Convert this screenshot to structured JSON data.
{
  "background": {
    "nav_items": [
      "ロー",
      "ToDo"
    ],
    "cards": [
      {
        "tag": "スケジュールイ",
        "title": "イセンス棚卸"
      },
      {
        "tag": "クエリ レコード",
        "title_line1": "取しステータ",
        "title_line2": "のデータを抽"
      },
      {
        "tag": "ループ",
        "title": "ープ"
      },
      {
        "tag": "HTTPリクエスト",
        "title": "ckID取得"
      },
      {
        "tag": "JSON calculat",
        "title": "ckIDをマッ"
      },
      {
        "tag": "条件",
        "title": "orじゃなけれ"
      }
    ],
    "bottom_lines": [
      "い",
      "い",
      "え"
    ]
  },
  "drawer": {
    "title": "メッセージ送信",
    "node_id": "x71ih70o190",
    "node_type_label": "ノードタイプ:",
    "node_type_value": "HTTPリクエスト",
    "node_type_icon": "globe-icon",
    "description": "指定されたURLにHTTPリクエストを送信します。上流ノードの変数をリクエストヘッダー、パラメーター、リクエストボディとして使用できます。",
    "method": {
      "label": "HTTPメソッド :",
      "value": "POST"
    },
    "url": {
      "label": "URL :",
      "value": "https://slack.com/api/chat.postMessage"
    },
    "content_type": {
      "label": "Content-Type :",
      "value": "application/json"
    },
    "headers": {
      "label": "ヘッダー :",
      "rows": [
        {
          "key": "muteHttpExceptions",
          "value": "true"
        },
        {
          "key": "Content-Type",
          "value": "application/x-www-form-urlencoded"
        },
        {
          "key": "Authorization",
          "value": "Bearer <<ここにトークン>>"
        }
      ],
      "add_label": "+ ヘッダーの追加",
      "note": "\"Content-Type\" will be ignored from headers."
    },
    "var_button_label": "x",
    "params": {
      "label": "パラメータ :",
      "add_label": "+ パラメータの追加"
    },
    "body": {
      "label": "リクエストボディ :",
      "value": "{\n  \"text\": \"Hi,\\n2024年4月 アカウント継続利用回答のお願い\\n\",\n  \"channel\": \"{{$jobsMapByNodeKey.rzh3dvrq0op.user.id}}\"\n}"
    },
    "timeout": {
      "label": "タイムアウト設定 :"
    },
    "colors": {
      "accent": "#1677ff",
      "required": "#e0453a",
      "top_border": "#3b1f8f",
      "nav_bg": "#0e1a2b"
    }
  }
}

----

[PROBLEM DETAILS]:
Report back each line of the entries that holds the string "application".

[THE OUTPUT]:
      "value": "application/json"
          "value": "application/x-www-form-urlencoded"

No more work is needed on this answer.